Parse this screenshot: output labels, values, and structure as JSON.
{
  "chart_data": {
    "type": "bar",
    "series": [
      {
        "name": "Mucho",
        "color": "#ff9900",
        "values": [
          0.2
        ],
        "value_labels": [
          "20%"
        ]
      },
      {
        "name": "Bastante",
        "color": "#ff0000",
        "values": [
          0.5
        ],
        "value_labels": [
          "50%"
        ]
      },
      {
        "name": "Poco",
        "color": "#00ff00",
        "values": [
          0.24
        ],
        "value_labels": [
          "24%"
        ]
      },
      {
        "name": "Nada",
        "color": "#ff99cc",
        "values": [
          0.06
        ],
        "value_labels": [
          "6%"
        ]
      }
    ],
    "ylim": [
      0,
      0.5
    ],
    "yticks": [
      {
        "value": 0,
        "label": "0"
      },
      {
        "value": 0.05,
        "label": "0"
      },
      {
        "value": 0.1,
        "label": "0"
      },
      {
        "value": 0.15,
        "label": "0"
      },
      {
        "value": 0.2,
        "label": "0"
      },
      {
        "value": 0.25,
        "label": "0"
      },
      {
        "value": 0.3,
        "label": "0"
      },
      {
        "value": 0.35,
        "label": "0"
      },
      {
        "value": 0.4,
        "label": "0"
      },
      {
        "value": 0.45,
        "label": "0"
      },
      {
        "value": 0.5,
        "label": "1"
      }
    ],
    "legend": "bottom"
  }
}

_What you will do_: Transcribe the material above word for word.

_Answer to the exercise_:
Parse this screenshot: output labels, values, and structure as JSON.
{
  "chart_data": {
    "type": "bar",
    "series": [
      {
        "name": "Mucho",
        "color": "#ff9900",
        "values": [
          0.2
        ],
        "value_labels": [
          "20%"
        ]
      },
      {
        "name": "Bastante",
        "color": "#ff0000",
        "values": [
          0.5
        ],
        "value_labels": [
          "50%"
        ]
      },
      {
        "name": "Poco",
        "color": "#00ff00",
        "values": [
          0.24
        ],
        "value_labels": [
          "24%"
        ]
      },
      {
        "name": "Nada",
        "color": "#ff99cc",
        "values": [
          0.06
        ],
        "value_labels": [
          "6%"
        ]
      }
    ],
    "ylim": [
      0,
      0.5
    ],
    "yticks": [
      {
        "value": 0,
        "label": "0"
      },
      {
        "value": 0.05,
        "label": "0"
      },
      {
        "value": 0.1,
        "label": "0"
      },
      {
        "value": 0.15,
        "label": "0"
      },
      {
        "value": 0.2,
        "label": "0"
      },
      {
        "value": 0.25,
        "label": "0"
      },
      {
        "value": 0.3,
        "label": "0"
      },
      {
        "value": 0.35,
        "label": "0"
      },
      {
        "value": 0.4,
        "label": "0"
      },
      {
        "value": 0.45,
        "label": "0"
      },
      {
        "value": 0.5,
        "label": "1"
      }
    ],
    "legend": "bottom"
  }
}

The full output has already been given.